* _TASK PROMPT_: Copy nothing but the text: reproduce each line of the listing exactly and leave the pictures out.

=====

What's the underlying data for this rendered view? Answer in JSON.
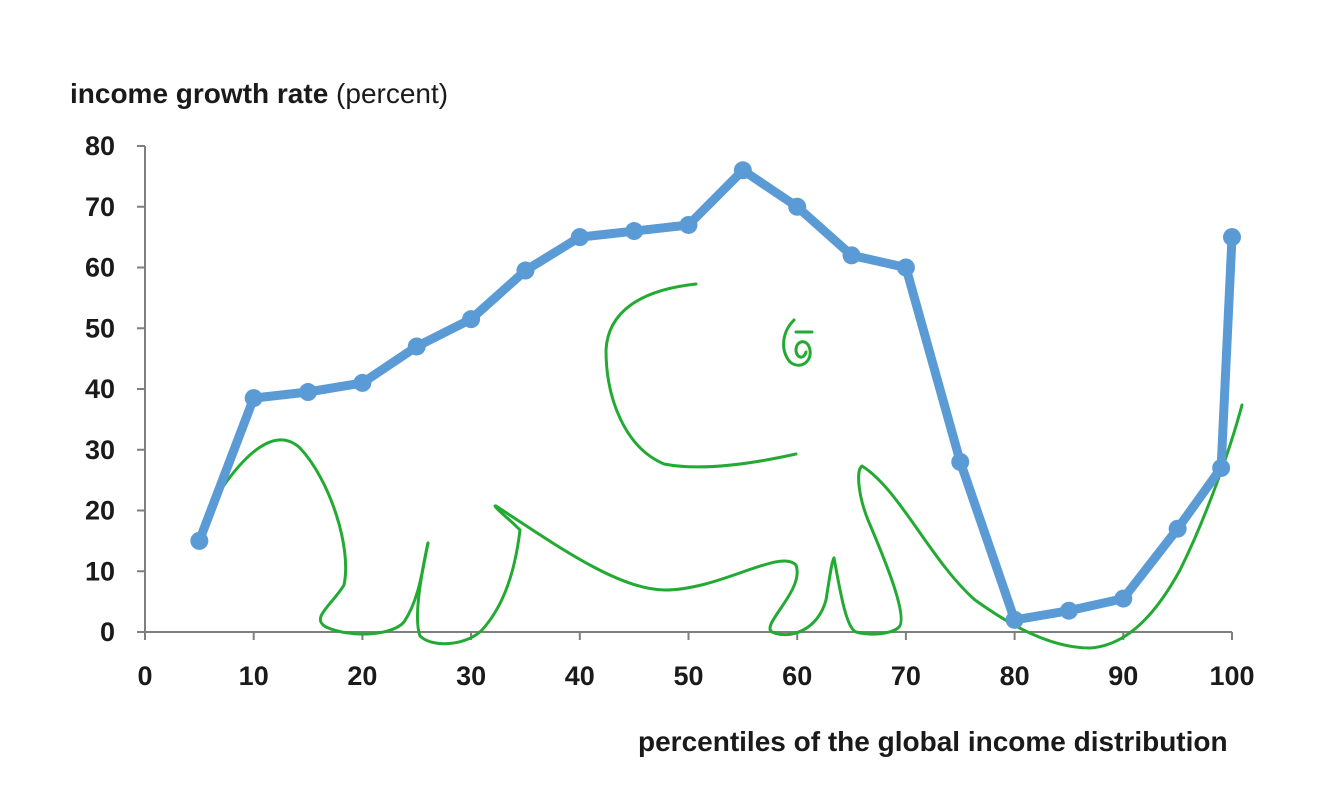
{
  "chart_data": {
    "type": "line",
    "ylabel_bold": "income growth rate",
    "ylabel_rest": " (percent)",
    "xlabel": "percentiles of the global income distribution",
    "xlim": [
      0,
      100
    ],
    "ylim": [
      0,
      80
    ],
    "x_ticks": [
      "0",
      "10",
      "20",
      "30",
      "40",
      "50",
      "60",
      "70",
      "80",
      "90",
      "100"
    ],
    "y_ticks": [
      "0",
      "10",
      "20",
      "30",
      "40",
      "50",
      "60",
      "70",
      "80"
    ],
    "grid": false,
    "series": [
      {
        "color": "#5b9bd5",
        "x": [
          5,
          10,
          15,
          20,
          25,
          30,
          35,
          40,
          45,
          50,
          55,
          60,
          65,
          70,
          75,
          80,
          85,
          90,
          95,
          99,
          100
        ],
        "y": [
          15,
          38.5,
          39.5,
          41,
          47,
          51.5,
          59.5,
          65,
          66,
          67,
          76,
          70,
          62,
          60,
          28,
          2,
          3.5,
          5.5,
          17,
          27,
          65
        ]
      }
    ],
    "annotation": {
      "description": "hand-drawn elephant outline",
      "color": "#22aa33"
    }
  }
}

=====

* _REPLY TO THE EXERCISE_:
What's the underlying data for this rendered view? Answer in JSON.
{
  "chart_data": {
    "type": "line",
    "ylabel_bold": "income growth rate",
    "ylabel_rest": " (percent)",
    "xlabel": "percentiles of the global income distribution",
    "xlim": [
      0,
      100
    ],
    "ylim": [
      0,
      80
    ],
    "x_ticks": [
      "0",
      "10",
      "20",
      "30",
      "40",
      "50",
      "60",
      "70",
      "80",
      "90",
      "100"
    ],
    "y_ticks": [
      "0",
      "10",
      "20",
      "30",
      "40",
      "50",
      "60",
      "70",
      "80"
    ],
    "grid": false,
    "series": [
      {
        "color": "#5b9bd5",
        "x": [
          5,
          10,
          15,
          20,
          25,
          30,
          35,
          40,
          45,
          50,
          55,
          60,
          65,
          70,
          75,
          80,
          85,
          90,
          95,
          99,
          100
        ],
        "y": [
          15,
          38.5,
          39.5,
          41,
          47,
          51.5,
          59.5,
          65,
          66,
          67,
          76,
          70,
          62,
          60,
          28,
          2,
          3.5,
          5.5,
          17,
          27,
          65
        ]
      }
    ],
    "annotation": {
      "description": "hand-drawn elephant outline",
      "color": "#22aa33"
    }
  }
}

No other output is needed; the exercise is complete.